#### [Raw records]
================================

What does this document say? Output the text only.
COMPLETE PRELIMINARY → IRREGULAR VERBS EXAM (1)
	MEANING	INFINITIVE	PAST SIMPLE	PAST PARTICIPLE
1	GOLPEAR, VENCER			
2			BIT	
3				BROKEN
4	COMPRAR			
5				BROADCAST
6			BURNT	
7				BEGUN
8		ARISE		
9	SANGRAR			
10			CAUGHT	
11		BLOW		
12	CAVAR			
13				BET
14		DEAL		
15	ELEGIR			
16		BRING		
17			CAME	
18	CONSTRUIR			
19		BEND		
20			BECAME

================================

#### [What needs to be done]
Every entry in the listing must be retyped exactly.

#### [Response]
What does this document say? Output the text only.
COMPLETE PRELIMINARY → IRREGULAR VERBS EXAM (1)
	MEANING	INFINITIVE	PAST SIMPLE	PAST PARTICIPLE
1	GOLPEAR, VENCER			
2			BIT	
3				BROKEN
4	COMPRAR			
5				BROADCAST
6			BURNT	
7				BEGUN
8		ARISE		
9	SANGRAR			
10			CAUGHT	
11		BLOW		
12	CAVAR			
13				BET
14		DEAL		
15	ELEGIR			
16		BRING		
17			CAME	
18	CONSTRUIR			
19		BEND		
20			BECAME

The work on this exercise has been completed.